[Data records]

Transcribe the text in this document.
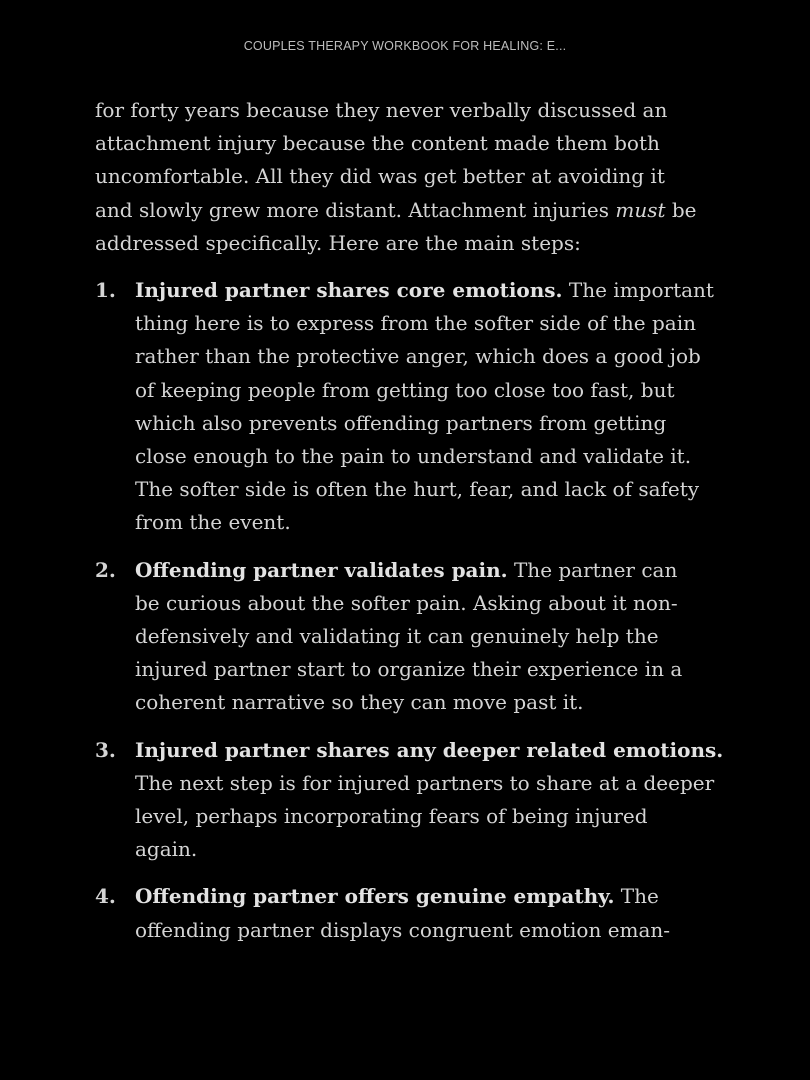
COUPLES THERAPY WORKBOOK FOR HEALING: E...

for forty years because they never verbally discussed an
attachment injury because the content made them both
uncomfortable. All they did was get better at avoiding it
and slowly grew more distant. Attachment injuries must be
addressed specifically. Here are the main steps:

1. Injured partner shares core emotions. The important
thing here is to express from the softer side of the pain
rather than the protective anger, which does a good job
of keeping people from getting too close too fast, but
which also prevents offending partners from getting
close enough to the pain to understand and validate it.
The softer side is often the hurt, fear, and lack of safety
from the event.
2. Offending partner validates pain. The partner can
be curious about the softer pain. Asking about it non-
defensively and validating it can genuinely help the
injured partner start to organize their experience in a
coherent narrative so they can move past it.
3. Injured partner shares any deeper related emotions.
The next step is for injured partners to share at a deeper
level, perhaps incorporating fears of being injured
again.
4. Offending partner offers genuine empathy. The
offending partner displays congruent emotion eman-
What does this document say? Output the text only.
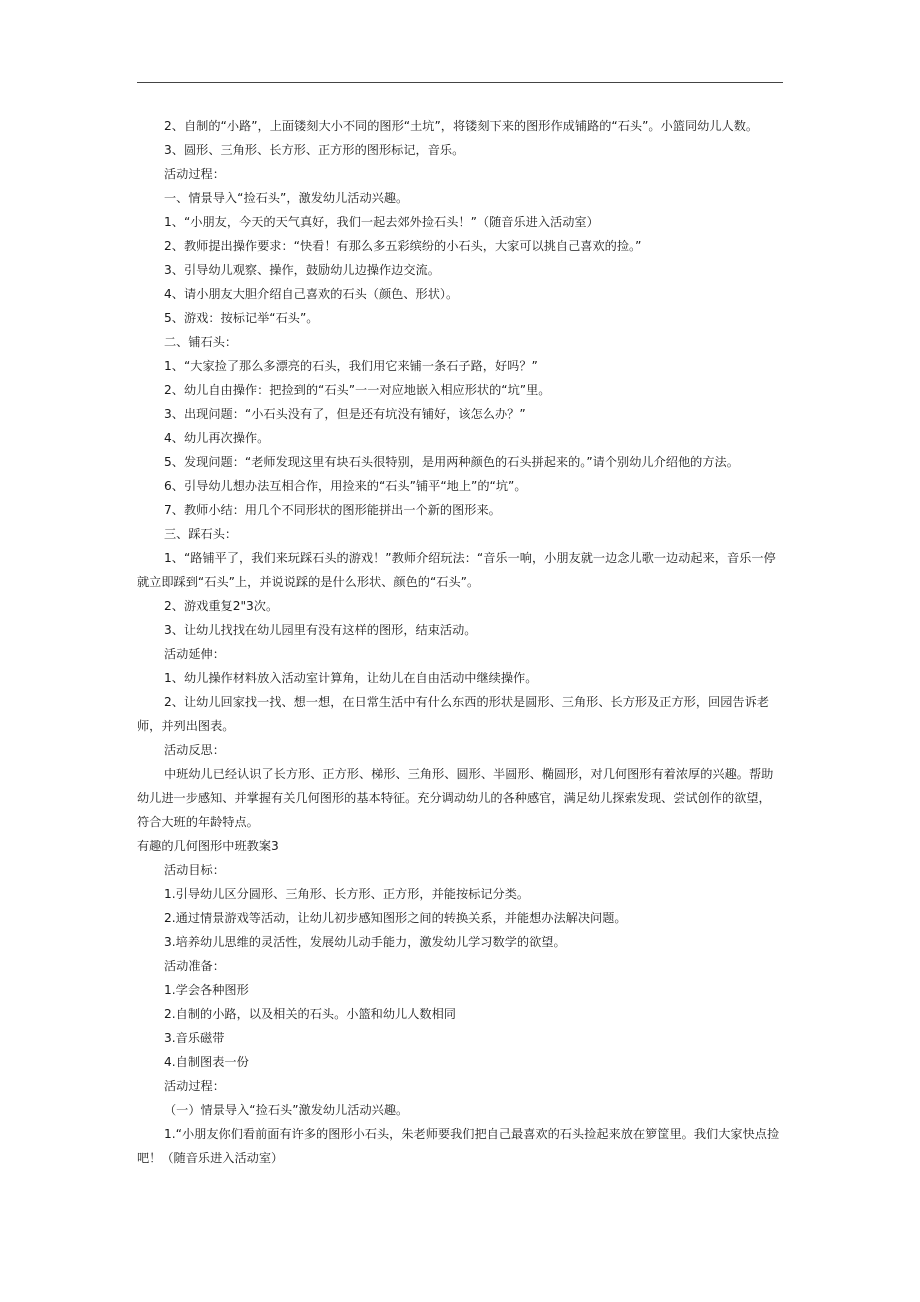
2、自制的“小路”，上面镂刻大小不同的图形“土坑”，将镂刻下来的图形作成铺路的“石头”。小篮同幼儿人数。
3、圆形、三角形、长方形、正方形的图形标记，音乐。
活动过程：
一、情景导入“捡石头”，激发幼儿活动兴趣。
1、“小朋友，今天的天气真好，我们一起去郊外捡石头！”（随音乐进入活动室）
2、教师提出操作要求：“快看！有那么多五彩缤纷的小石头，大家可以挑自己喜欢的捡。”
3、引导幼儿观察、操作，鼓励幼儿边操作边交流。
4、请小朋友大胆介绍自己喜欢的石头（颜色、形状）。
5、游戏：按标记举“石头”。
二、铺石头：
1、“大家捡了那么多漂亮的石头，我们用它来铺一条石子路，好吗？”
2、幼儿自由操作：把捡到的“石头”一一对应地嵌入相应形状的“坑”里。
3、出现问题：“小石头没有了，但是还有坑没有铺好，该怎么办？”
4、幼儿再次操作。
5、发现问题：“老师发现这里有块石头很特别，是用两种颜色的石头拼起来的。”请个别幼儿介绍他的方法。
6、引导幼儿想办法互相合作，用捡来的“石头”铺平“地上”的“坑”。
7、教师小结：用几个不同形状的图形能拼出一个新的图形来。
三、踩石头：
1、“路铺平了，我们来玩踩石头的游戏！”教师介绍玩法：“音乐一响，小朋友就一边念儿歌一边动起来，音乐一停
就立即踩到“石头”上，并说说踩的是什么形状、颜色的“石头”。
2、游戏重复2"3次。
3、让幼儿找找在幼儿园里有没有这样的图形，结束活动。
活动延伸：
1、幼儿操作材料放入活动室计算角，让幼儿在自由活动中继续操作。
2、让幼儿回家找一找、想一想，在日常生活中有什么东西的形状是圆形、三角形、长方形及正方形，回园告诉老
师，并列出图表。
活动反思：
中班幼儿已经认识了长方形、正方形、梯形、三角形、圆形、半圆形、椭圆形，对几何图形有着浓厚的兴趣。帮助
幼儿进一步感知、并掌握有关几何图形的基本特征。充分调动幼儿的各种感官，满足幼儿探索发现、尝试创作的欲望，
符合大班的年龄特点。
有趣的几何图形中班教案3
活动目标：
1.引导幼儿区分圆形、三角形、长方形、正方形，并能按标记分类。
2.通过情景游戏等活动，让幼儿初步感知图形之间的转换关系，并能想办法解决问题。
3.培养幼儿思维的灵活性，发展幼儿动手能力，激发幼儿学习数学的欲望。
活动准备：
1.学会各种图形
2.自制的小路，以及相关的石头。小篮和幼儿人数相同
3.音乐磁带
4.自制图表一份
活动过程：
（一）情景导入“捡石头”激发幼儿活动兴趣。
1.“小朋友你们看前面有许多的图形小石头，朱老师要我们把自己最喜欢的石头捡起来放在箩筐里。我们大家快点捡
吧！（随音乐进入活动室）
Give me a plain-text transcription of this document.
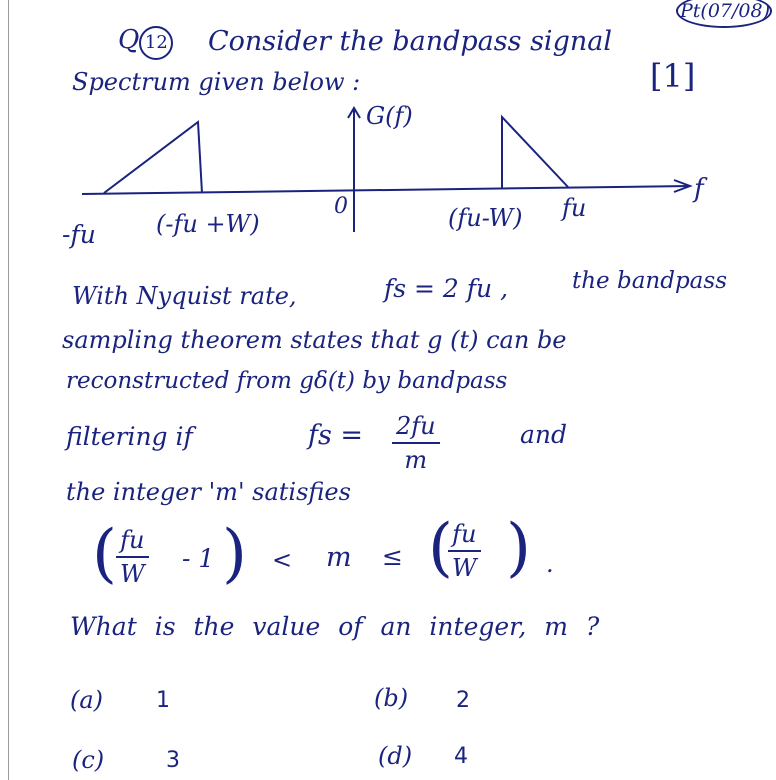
Pt(07/08)
Q 12 Consider the bandpass signal
Spectrum given below :	[1]
G(f)
f
-fu	(-fu +W)
0	(fu-W) fu
With Nyquist rate,	fs = 2 fu ,	the bandpass
sampling theorem states that g (t) can be
reconstructed from gδ(t) by bandpass
filtering if	fs = 2fu
m
and
the integer 'm' satisfies
( fu
W
- 1 ) < m ≤ ( fu
W ) .
What is the value of an integer, m ?
(a) 1	(b) 2
(c)	3	(d) 4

#### AIM
Lines containing the string "they" should be counted; reply with their number and nothing more.

#### EXERCISE RESULT
3